◆ TO DO: Leave out the images and repeat the listing below without a single change.

━━━

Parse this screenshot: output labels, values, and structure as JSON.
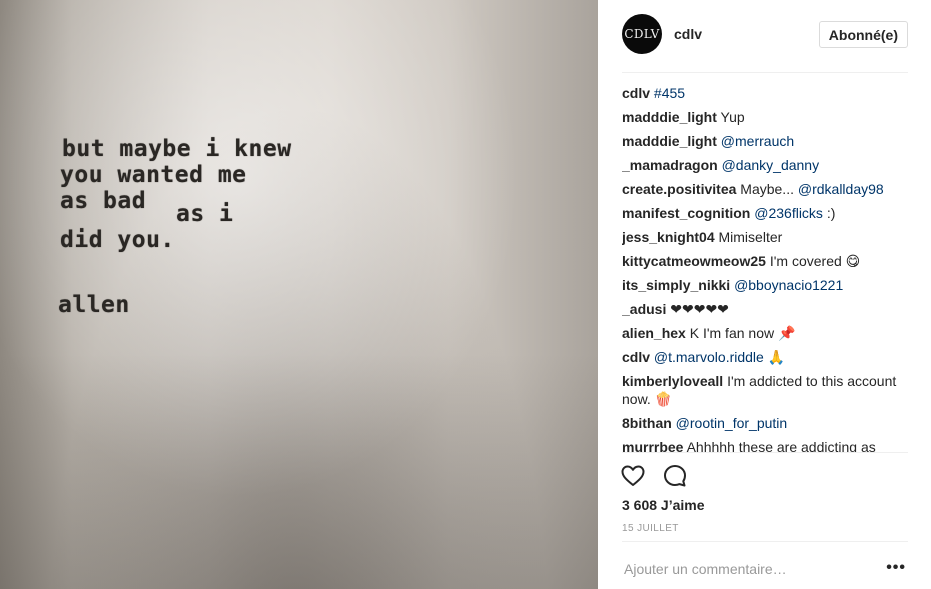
{
  "photo": {
    "lines": [
      "but maybe i knew",
      "you wanted me",
      "as bad",
      "as i",
      "did you.",
      "allen"
    ]
  },
  "header": {
    "avatar_text": "CDLV",
    "username": "cdlv",
    "follow_label": "Abonné(e)"
  },
  "comments": [
    {
      "user": "cdlv",
      "text": "",
      "mention": "#455"
    },
    {
      "user": "madddie_light",
      "text": "Yup",
      "mention": ""
    },
    {
      "user": "madddie_light",
      "text": "",
      "mention": "@merrauch"
    },
    {
      "user": "_mamadragon",
      "text": "",
      "mention": "@danky_danny"
    },
    {
      "user": "create.positivitea",
      "text": "Maybe...",
      "mention": "@rdkallday98"
    },
    {
      "user": "manifest_cognition",
      "text": "",
      "mention": "@236flicks",
      "after": ":)"
    },
    {
      "user": "jess_knight04",
      "text": "Mimiselter",
      "mention": ""
    },
    {
      "user": "kittycatmeowmeow25",
      "text": "I'm covered 😋",
      "mention": ""
    },
    {
      "user": "its_simply_nikki",
      "text": "",
      "mention": "@bboynacio1221"
    },
    {
      "user": "_adusi",
      "text": "❤❤❤❤❤",
      "mention": ""
    },
    {
      "user": "alien_hex",
      "text": "K I'm fan now 📌",
      "mention": ""
    },
    {
      "user": "cdlv",
      "text": "",
      "mention": "@t.marvolo.riddle",
      "after": "🙏"
    },
    {
      "user": "kimberlyloveall",
      "text": "I'm addicted to this account now. 🍿",
      "mention": ""
    },
    {
      "user": "8bithan",
      "text": "",
      "mention": "@rootin_for_putin"
    },
    {
      "user": "murrrbee",
      "text": "Ahhhhh these are addicting as",
      "mention": ""
    }
  ],
  "actions": {
    "heart_icon": "heart-outline-icon",
    "comment_icon": "comment-bubble-icon",
    "likes": "3 608 J’aime",
    "date": "15 JUILLET"
  },
  "add_comment": {
    "placeholder": "Ajouter un commentaire…",
    "more_label": "•••"
  }
}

━━━

◆ REPLY TO THE EXERCISE:
Parse this screenshot: output labels, values, and structure as JSON.
{
  "photo": {
    "lines": [
      "but maybe i knew",
      "you wanted me",
      "as bad",
      "as i",
      "did you.",
      "allen"
    ]
  },
  "header": {
    "avatar_text": "CDLV",
    "username": "cdlv",
    "follow_label": "Abonné(e)"
  },
  "comments": [
    {
      "user": "cdlv",
      "text": "",
      "mention": "#455"
    },
    {
      "user": "madddie_light",
      "text": "Yup",
      "mention": ""
    },
    {
      "user": "madddie_light",
      "text": "",
      "mention": "@merrauch"
    },
    {
      "user": "_mamadragon",
      "text": "",
      "mention": "@danky_danny"
    },
    {
      "user": "create.positivitea",
      "text": "Maybe...",
      "mention": "@rdkallday98"
    },
    {
      "user": "manifest_cognition",
      "text": "",
      "mention": "@236flicks",
      "after": ":)"
    },
    {
      "user": "jess_knight04",
      "text": "Mimiselter",
      "mention": ""
    },
    {
      "user": "kittycatmeowmeow25",
      "text": "I'm covered 😋",
      "mention": ""
    },
    {
      "user": "its_simply_nikki",
      "text": "",
      "mention": "@bboynacio1221"
    },
    {
      "user": "_adusi",
      "text": "❤❤❤❤❤",
      "mention": ""
    },
    {
      "user": "alien_hex",
      "text": "K I'm fan now 📌",
      "mention": ""
    },
    {
      "user": "cdlv",
      "text": "",
      "mention": "@t.marvolo.riddle",
      "after": "🙏"
    },
    {
      "user": "kimberlyloveall",
      "text": "I'm addicted to this account now. 🍿",
      "mention": ""
    },
    {
      "user": "8bithan",
      "text": "",
      "mention": "@rootin_for_putin"
    },
    {
      "user": "murrrbee",
      "text": "Ahhhhh these are addicting as",
      "mention": ""
    }
  ],
  "actions": {
    "heart_icon": "heart-outline-icon",
    "comment_icon": "comment-bubble-icon",
    "likes": "3 608 J’aime",
    "date": "15 JUILLET"
  },
  "add_comment": {
    "placeholder": "Ajouter un commentaire…",
    "more_label": "•••"
  }
}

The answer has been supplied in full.